The input >>
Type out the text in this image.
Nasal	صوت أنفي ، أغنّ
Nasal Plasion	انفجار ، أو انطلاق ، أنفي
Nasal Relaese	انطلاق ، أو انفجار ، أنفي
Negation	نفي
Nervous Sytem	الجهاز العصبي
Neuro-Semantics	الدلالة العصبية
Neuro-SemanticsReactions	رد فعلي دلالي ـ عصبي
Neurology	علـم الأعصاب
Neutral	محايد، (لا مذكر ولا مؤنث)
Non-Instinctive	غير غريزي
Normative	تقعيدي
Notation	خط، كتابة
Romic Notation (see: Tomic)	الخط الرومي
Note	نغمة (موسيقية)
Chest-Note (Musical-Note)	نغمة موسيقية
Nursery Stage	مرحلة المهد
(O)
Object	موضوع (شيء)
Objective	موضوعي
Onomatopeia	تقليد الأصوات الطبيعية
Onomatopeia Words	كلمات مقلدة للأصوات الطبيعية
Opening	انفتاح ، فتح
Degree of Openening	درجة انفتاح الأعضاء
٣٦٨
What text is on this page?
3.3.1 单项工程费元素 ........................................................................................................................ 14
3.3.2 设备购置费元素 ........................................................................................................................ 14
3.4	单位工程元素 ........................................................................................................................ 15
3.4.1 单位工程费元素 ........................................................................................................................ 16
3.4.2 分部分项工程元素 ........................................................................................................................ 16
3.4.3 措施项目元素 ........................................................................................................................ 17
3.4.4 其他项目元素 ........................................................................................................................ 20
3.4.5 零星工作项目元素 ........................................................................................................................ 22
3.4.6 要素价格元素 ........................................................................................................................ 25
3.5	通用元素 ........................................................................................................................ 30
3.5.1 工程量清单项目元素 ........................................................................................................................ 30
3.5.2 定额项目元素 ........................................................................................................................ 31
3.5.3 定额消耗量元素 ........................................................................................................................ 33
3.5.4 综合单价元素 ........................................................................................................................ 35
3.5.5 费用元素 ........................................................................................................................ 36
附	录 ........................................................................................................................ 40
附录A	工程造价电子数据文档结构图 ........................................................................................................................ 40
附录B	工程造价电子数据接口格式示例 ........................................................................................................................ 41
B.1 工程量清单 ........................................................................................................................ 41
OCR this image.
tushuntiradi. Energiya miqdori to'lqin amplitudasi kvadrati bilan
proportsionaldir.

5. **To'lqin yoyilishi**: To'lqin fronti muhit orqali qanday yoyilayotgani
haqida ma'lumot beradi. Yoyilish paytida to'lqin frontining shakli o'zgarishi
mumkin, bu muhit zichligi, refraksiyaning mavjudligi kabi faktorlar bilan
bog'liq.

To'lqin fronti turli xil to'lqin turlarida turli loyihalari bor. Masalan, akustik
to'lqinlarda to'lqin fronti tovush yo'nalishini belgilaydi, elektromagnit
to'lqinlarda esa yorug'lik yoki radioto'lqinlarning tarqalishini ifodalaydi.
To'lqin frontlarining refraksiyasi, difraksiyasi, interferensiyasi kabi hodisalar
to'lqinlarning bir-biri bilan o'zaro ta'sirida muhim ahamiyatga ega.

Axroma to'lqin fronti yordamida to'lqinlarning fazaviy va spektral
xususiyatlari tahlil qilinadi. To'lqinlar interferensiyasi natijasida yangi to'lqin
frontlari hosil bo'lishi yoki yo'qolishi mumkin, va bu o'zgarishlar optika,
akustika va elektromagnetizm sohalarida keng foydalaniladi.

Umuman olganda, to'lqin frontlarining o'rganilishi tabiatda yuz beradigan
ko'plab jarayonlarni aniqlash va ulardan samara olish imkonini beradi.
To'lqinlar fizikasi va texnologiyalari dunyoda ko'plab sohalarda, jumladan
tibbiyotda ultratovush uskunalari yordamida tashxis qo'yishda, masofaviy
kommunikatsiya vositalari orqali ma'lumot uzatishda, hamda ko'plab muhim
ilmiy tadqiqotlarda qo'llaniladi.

Aim of the task >> Repeat, without change, each line of the data above from the one that contains "OCR this image." through the final line, counting both.

Answer in full >>
OCR this image.
tushuntiradi. Energiya miqdori to'lqin amplitudasi kvadrati bilan
proportsionaldir.

5. **To'lqin yoyilishi**: To'lqin fronti muhit orqali qanday yoyilayotgani
haqida ma'lumot beradi. Yoyilish paytida to'lqin frontining shakli o'zgarishi
mumkin, bu muhit zichligi, refraksiyaning mavjudligi kabi faktorlar bilan
bog'liq.

To'lqin fronti turli xil to'lqin turlarida turli loyihalari bor. Masalan, akustik
to'lqinlarda to'lqin fronti tovush yo'nalishini belgilaydi, elektromagnit
to'lqinlarda esa yorug'lik yoki radioto'lqinlarning tarqalishini ifodalaydi.
To'lqin frontlarining refraksiyasi, difraksiyasi, interferensiyasi kabi hodisalar
to'lqinlarning bir-biri bilan o'zaro ta'sirida muhim ahamiyatga ega.

Axroma to'lqin fronti yordamida to'lqinlarning fazaviy va spektral
xususiyatlari tahlil qilinadi. To'lqinlar interferensiyasi natijasida yangi to'lqin
frontlari hosil bo'lishi yoki yo'qolishi mumkin, va bu o'zgarishlar optika,
akustika va elektromagnetizm sohalarida keng foydalaniladi.

Umuman olganda, to'lqin frontlarining o'rganilishi tabiatda yuz beradigan
ko'plab jarayonlarni aniqlash va ulardan samara olish imkonini beradi.
To'lqinlar fizikasi va texnologiyalari dunyoda ko'plab sohalarda, jumladan
tibbiyotda ultratovush uskunalari yordamida tashxis qo'yishda, masofaviy
kommunikatsiya vositalari orqali ma'lumot uzatishda, hamda ko'plab muhim
ilmiy tadqiqotlarda qo'llaniladi.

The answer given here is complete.